EXERCISE DESCRIPTION ->
Rewrite every entry below, swapping each "Sphere" for "Cube" and keeping everything else the same. Leave the pictures out.

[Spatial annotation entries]
=======
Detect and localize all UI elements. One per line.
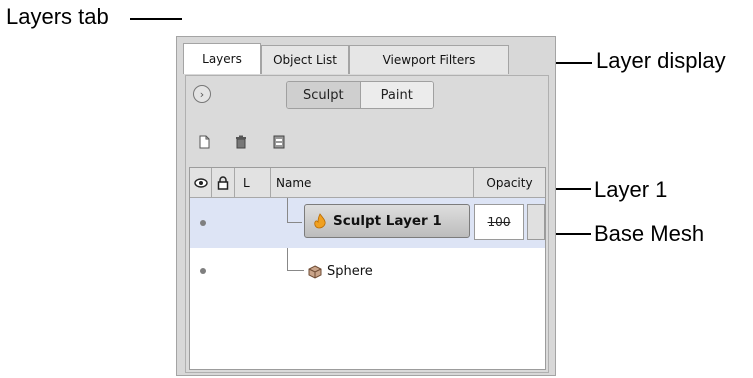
sculpt-layer-button[interactable]: Sculpt Layer 1 bbox=[304, 204, 470, 238]
tree-connector bbox=[287, 248, 288, 271]
opacity-slider[interactable] bbox=[527, 204, 545, 240]
column-lock[interactable] bbox=[212, 168, 235, 198]
column-l[interactable]: L bbox=[235, 168, 271, 198]
table-row[interactable]: Sculpt Layer 1 100 bbox=[190, 198, 545, 248]
callout-layer1: Layer 1 bbox=[594, 177, 668, 202]
sculpt-mode-button[interactable]: Sculpt bbox=[287, 82, 361, 108]
column-opacity[interactable]: Opacity bbox=[474, 168, 545, 198]
new-layer-icon[interactable] bbox=[197, 135, 211, 149]
tab-object-list[interactable]: Object List bbox=[261, 45, 349, 74]
visibility-dot[interactable] bbox=[200, 220, 206, 226]
paint-mode-button[interactable]: Paint bbox=[360, 82, 433, 108]
callout-base-mesh: Base Mesh bbox=[594, 221, 705, 246]
layer-name: Sculpt Layer 1 bbox=[333, 213, 442, 229]
opacity-field[interactable]: 100 bbox=[474, 204, 524, 240]
mesh-row[interactable]: Sphere bbox=[308, 264, 373, 279]
callout-layers-tab: Layers tab bbox=[6, 4, 109, 29]
lock-icon bbox=[217, 175, 229, 190]
tree-connector bbox=[287, 270, 304, 271]
eye-icon bbox=[193, 177, 208, 188]
column-name[interactable]: Name bbox=[271, 168, 474, 198]
tab-viewport-filters[interactable]: Viewport Filters bbox=[349, 45, 509, 74]
layers-panel: Layers Object List Viewport Filters › Sc… bbox=[176, 36, 556, 376]
mesh-icon bbox=[308, 264, 322, 279]
expand-icon[interactable]: › bbox=[193, 85, 211, 103]
column-visible[interactable] bbox=[190, 168, 212, 198]
callout-layer-display: Layer display bbox=[596, 48, 726, 73]
merge-layer-icon[interactable] bbox=[272, 135, 286, 149]
visibility-dot[interactable] bbox=[200, 268, 206, 274]
tab-layers[interactable]: Layers bbox=[183, 43, 261, 74]
leader-layers-tab bbox=[130, 18, 182, 20]
layers-table: L Name Opacity Sculpt Layer 1 100 Sphere bbox=[189, 167, 546, 370]
delete-layer-icon[interactable] bbox=[234, 135, 248, 149]
sculpt-layer-icon bbox=[314, 213, 326, 229]
tree-connector bbox=[287, 198, 288, 223]
tree-connector bbox=[287, 222, 302, 223]
layer-display-toggle[interactable]: Sculpt Paint bbox=[286, 81, 434, 109]
mesh-name: Sphere bbox=[327, 264, 373, 279]
layers-tab-body: › Sculpt Paint L Name Opacity Sculpt Lay… bbox=[185, 75, 549, 373]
=======
OUTPUT FOR THIS TASK ->
Detect and localize all UI elements. One per line.
sculpt-layer-button[interactable]: Sculpt Layer 1 bbox=[304, 204, 470, 238]
tree-connector bbox=[287, 248, 288, 271]
opacity-slider[interactable] bbox=[527, 204, 545, 240]
column-lock[interactable] bbox=[212, 168, 235, 198]
column-l[interactable]: L bbox=[235, 168, 271, 198]
table-row[interactable]: Sculpt Layer 1 100 bbox=[190, 198, 545, 248]
callout-layer1: Layer 1 bbox=[594, 177, 668, 202]
sculpt-mode-button[interactable]: Sculpt bbox=[287, 82, 361, 108]
column-opacity[interactable]: Opacity bbox=[474, 168, 545, 198]
new-layer-icon[interactable] bbox=[197, 135, 211, 149]
tab-object-list[interactable]: Object List bbox=[261, 45, 349, 74]
visibility-dot[interactable] bbox=[200, 220, 206, 226]
paint-mode-button[interactable]: Paint bbox=[360, 82, 433, 108]
callout-base-mesh: Base Mesh bbox=[594, 221, 705, 246]
layer-name: Sculpt Layer 1 bbox=[333, 213, 442, 229]
opacity-field[interactable]: 100 bbox=[474, 204, 524, 240]
mesh-row[interactable]: Cube bbox=[308, 264, 373, 279]
callout-layers-tab: Layers tab bbox=[6, 4, 109, 29]
lock-icon bbox=[217, 175, 229, 190]
tree-connector bbox=[287, 270, 304, 271]
eye-icon bbox=[193, 177, 208, 188]
column-name[interactable]: Name bbox=[271, 168, 474, 198]
tab-viewport-filters[interactable]: Viewport Filters bbox=[349, 45, 509, 74]
layers-panel: Layers Object List Viewport Filters › Sc… bbox=[176, 36, 556, 376]
mesh-icon bbox=[308, 264, 322, 279]
expand-icon[interactable]: › bbox=[193, 85, 211, 103]
column-visible[interactable] bbox=[190, 168, 212, 198]
callout-layer-display: Layer display bbox=[596, 48, 726, 73]
merge-layer-icon[interactable] bbox=[272, 135, 286, 149]
visibility-dot[interactable] bbox=[200, 268, 206, 274]
tab-layers[interactable]: Layers bbox=[183, 43, 261, 74]
leader-layers-tab bbox=[130, 18, 182, 20]
layers-table: L Name Opacity Sculpt Layer 1 100 Cube bbox=[189, 167, 546, 370]
delete-layer-icon[interactable] bbox=[234, 135, 248, 149]
sculpt-layer-icon bbox=[314, 213, 326, 229]
tree-connector bbox=[287, 198, 288, 223]
tree-connector bbox=[287, 222, 302, 223]
layer-display-toggle[interactable]: Sculpt Paint bbox=[286, 81, 434, 109]
mesh-name: Cube bbox=[327, 264, 373, 279]
layers-tab-body: › Sculpt Paint L Name Opacity Sculpt Lay… bbox=[185, 75, 549, 373]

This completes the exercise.